Dataset records:
++++++++++++++++++++

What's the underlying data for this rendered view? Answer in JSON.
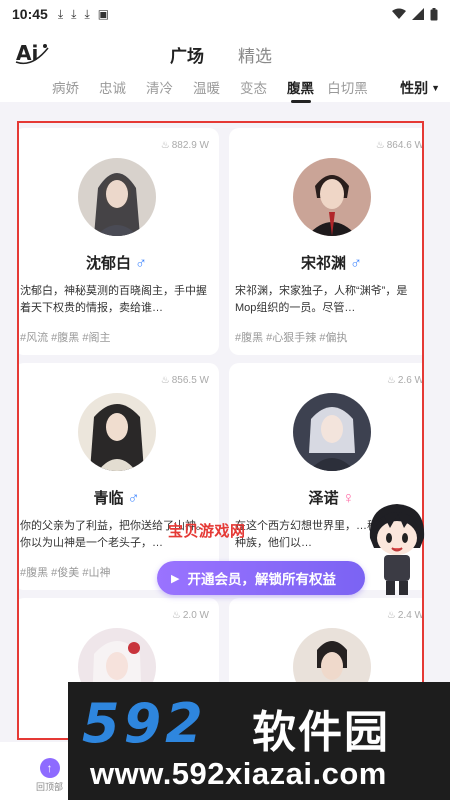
{
  "status": {
    "time": "10:45"
  },
  "header": {
    "tabs": [
      "广场",
      "精选"
    ]
  },
  "categories": [
    "病娇",
    "忠诚",
    "清冷",
    "温暖",
    "变态",
    "腹黑",
    "白切黑"
  ],
  "gender_filter": "性别",
  "cards": [
    {
      "heat": "882.9 W",
      "name": "沈郁白",
      "sex": "♂",
      "desc": "沈郁白，神秘莫测的百晓阁主，手中握着天下权贵的情报，卖给谁…",
      "tags": "#风流 #腹黑 #阁主"
    },
    {
      "heat": "864.6 W",
      "name": "宋祁渊",
      "sex": "♂",
      "desc": "宋祁渊，宋家独子，人称“渊爷”，是Mop组织的一员。尽管…",
      "tags": "#腹黑 #心狠手辣 #偏执"
    },
    {
      "heat": "856.5 W",
      "name": "青临",
      "sex": "♂",
      "desc": "你的父亲为了利益，把你送给了山神。你以为山神是一个老头子，…",
      "tags": "#腹黑 #俊美 #山神"
    },
    {
      "heat": "2.6 W",
      "name": "泽诺",
      "sex": "♀",
      "desc": "在这个西方幻想世界里，…称为恶魔的种族，他们以…",
      "tags": ""
    },
    {
      "heat": "2.0 W",
      "name": "",
      "sex": "",
      "desc": "",
      "tags": ""
    },
    {
      "heat": "2.4 W",
      "name": "",
      "sex": "",
      "desc": "",
      "tags": ""
    }
  ],
  "vip_banner": "开通会员，解锁所有权益",
  "watermark_small": "宝贝游戏网",
  "bottom": {
    "top_label": "回顶部"
  },
  "watermark": {
    "big": "592",
    "cn": "软件园",
    "url": "www.592xiazai.com"
  }
}
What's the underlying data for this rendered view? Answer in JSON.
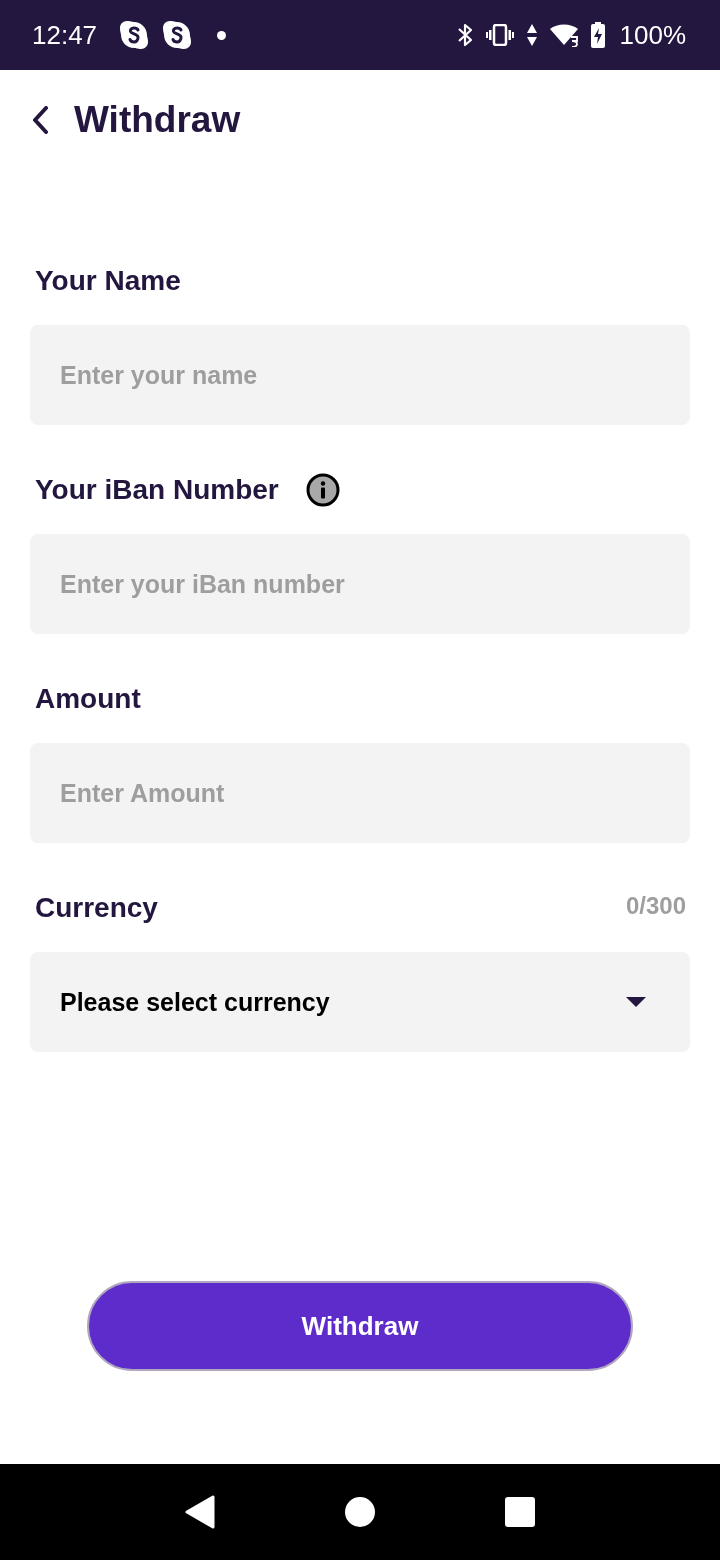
{
  "status_bar": {
    "time": "12:47",
    "battery": "100%"
  },
  "header": {
    "title": "Withdraw"
  },
  "form": {
    "fields": [
      {
        "kind": "text",
        "label": "Your Name",
        "info": false,
        "placeholder": "Enter your name"
      },
      {
        "kind": "text",
        "label": "Your iBan Number",
        "info": true,
        "placeholder": "Enter your iBan number"
      },
      {
        "kind": "text",
        "label": "Amount",
        "info": false,
        "placeholder": "Enter Amount"
      },
      {
        "kind": "select",
        "label": "Currency",
        "info": false,
        "counter": "0/300",
        "value": "Please select currency"
      }
    ]
  },
  "submit_button": {
    "label": "Withdraw"
  }
}
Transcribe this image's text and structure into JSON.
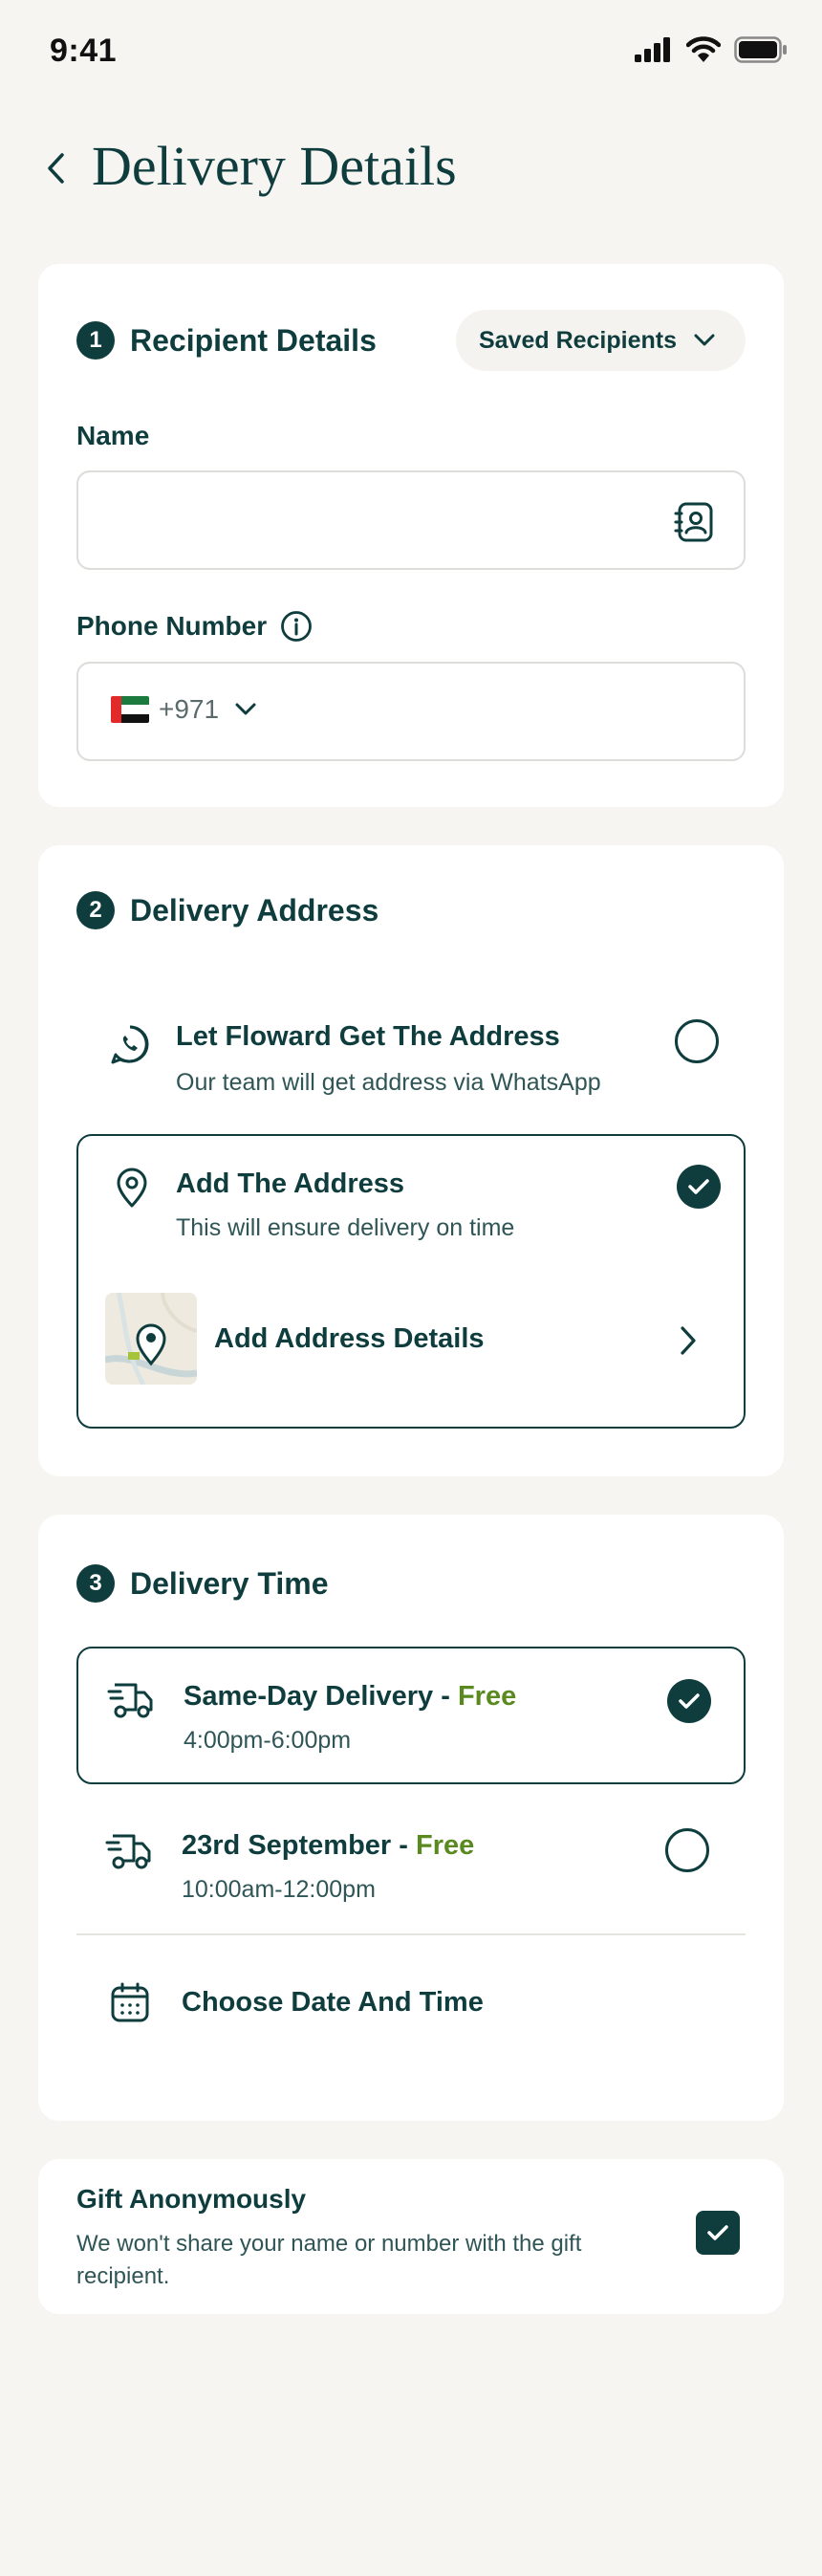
{
  "status_bar": {
    "time": "9:41"
  },
  "header": {
    "title": "Delivery Details"
  },
  "recipient": {
    "step": "1",
    "title": "Recipient Details",
    "saved_label": "Saved Recipients",
    "name_label": "Name",
    "name_value": "",
    "phone_label": "Phone Number",
    "phone_code": "+971",
    "phone_value": ""
  },
  "address": {
    "step": "2",
    "title": "Delivery Address",
    "options": [
      {
        "title": "Let Floward Get The Address",
        "subtitle": "Our team will get address via WhatsApp",
        "selected": false
      },
      {
        "title": "Add The Address",
        "subtitle": "This will ensure delivery on time",
        "selected": true
      }
    ],
    "details_label": "Add Address Details"
  },
  "delivery_time": {
    "step": "3",
    "title": "Delivery Time",
    "options": [
      {
        "title": "Same-Day Delivery - ",
        "price": "Free",
        "time": "4:00pm-6:00pm",
        "selected": true
      },
      {
        "title": "23rd September - ",
        "price": "Free",
        "time": "10:00am-12:00pm",
        "selected": false
      }
    ],
    "choose_label": "Choose Date And Time"
  },
  "gift": {
    "title": "Gift Anonymously",
    "subtitle": "We won't share your name or number with the gift recipient.",
    "checked": true
  },
  "colors": {
    "primary": "#0f3d3e",
    "accent_free": "#5a8a1f",
    "background": "#f6f5f1"
  }
}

++++++++++++++++++++

Goal of the exercise:
In the entries above, identify every line with the word "heat". Copy those lines.

Result below:
      "heat": "882.9 W",
      "heat": "864.6 W",
      "heat": "856.5 W",
      "heat": "2.6 W",
      "heat": "2.0 W",
      "heat": "2.4 W",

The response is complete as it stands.